- _SOURCE DATA_:
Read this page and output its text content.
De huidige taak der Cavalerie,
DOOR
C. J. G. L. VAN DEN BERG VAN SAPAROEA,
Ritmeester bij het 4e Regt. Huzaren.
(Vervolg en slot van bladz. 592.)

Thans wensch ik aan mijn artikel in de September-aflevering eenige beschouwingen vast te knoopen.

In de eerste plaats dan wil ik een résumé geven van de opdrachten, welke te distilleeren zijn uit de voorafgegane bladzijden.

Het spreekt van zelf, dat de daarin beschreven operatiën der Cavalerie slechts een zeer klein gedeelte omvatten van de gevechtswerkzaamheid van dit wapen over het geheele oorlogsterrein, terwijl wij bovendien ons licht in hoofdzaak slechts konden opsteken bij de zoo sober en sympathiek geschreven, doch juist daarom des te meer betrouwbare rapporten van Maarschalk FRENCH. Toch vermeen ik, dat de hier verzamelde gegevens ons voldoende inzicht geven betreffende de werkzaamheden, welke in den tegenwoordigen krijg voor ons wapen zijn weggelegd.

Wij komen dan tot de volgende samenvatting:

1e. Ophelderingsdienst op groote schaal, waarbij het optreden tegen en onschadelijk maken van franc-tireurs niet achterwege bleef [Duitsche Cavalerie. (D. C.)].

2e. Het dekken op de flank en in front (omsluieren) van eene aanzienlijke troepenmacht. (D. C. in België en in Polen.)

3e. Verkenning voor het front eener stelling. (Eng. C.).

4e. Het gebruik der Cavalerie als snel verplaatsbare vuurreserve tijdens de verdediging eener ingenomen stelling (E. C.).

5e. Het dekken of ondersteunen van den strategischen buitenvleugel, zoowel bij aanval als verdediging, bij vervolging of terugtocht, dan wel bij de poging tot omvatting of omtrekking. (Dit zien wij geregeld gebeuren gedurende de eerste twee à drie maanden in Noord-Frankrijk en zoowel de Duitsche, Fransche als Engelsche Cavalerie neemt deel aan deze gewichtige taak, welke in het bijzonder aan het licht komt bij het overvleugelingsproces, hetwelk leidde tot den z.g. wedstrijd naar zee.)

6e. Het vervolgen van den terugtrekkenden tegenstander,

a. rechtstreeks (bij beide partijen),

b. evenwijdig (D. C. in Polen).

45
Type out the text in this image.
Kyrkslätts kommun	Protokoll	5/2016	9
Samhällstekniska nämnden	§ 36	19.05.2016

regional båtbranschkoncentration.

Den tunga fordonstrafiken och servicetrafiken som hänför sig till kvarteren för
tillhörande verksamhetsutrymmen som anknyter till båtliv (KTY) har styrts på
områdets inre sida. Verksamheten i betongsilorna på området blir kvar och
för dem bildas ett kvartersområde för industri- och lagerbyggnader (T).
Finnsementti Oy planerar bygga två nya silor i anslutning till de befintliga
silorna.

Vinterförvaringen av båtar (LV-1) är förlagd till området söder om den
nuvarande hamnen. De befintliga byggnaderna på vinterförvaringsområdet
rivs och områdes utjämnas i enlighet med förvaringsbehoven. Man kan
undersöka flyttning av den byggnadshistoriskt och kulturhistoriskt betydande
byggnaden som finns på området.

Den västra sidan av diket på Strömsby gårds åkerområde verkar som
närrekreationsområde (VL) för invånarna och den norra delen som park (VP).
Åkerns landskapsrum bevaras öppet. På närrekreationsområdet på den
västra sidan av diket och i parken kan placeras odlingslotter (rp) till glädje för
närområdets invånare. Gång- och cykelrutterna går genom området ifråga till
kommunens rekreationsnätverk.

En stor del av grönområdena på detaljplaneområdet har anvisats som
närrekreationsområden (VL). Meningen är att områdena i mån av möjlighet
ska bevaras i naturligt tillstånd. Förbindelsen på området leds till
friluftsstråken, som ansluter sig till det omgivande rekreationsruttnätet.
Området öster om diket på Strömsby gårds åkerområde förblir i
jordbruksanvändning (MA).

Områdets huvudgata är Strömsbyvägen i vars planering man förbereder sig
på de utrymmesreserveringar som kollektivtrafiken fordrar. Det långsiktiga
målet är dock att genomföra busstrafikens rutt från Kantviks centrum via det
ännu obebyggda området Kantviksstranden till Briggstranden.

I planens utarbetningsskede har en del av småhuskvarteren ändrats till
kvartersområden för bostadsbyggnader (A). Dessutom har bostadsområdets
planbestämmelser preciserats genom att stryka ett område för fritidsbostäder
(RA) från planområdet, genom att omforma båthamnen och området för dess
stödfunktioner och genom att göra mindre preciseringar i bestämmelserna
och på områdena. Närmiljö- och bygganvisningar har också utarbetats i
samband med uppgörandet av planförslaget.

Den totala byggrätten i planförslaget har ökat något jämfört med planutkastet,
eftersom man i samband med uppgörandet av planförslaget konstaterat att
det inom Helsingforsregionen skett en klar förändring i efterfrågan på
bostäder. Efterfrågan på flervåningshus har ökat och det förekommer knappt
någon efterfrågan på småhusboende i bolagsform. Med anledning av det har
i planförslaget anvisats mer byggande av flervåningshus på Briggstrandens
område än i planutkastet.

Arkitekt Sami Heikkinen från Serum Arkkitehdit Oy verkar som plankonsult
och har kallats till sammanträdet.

---

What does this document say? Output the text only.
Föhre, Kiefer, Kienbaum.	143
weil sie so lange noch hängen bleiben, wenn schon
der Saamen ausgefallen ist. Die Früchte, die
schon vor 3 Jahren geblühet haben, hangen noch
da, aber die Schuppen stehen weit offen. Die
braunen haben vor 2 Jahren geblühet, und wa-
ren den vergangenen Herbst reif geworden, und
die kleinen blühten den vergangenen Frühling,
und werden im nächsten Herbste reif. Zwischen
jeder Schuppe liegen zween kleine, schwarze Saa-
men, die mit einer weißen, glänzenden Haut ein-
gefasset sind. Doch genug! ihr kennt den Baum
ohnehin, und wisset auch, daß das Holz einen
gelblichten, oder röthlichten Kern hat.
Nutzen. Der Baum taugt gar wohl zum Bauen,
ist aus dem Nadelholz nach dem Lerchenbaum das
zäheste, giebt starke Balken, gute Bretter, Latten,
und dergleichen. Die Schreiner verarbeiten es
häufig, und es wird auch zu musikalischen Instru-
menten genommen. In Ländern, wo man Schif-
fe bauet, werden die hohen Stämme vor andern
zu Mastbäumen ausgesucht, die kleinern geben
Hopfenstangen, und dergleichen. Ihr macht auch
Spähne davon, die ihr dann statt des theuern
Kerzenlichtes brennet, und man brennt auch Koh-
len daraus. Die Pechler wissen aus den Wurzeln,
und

- _YOUR INSTRUCTIONS_: Lines of the material in which the word "dergleichen" occurs are to be copied out.

- _ANSWER BELOW_:
und dergleichen. Die Schreiner verarbeiten es
Hopfenstangen, und dergleichen. Ihr macht auch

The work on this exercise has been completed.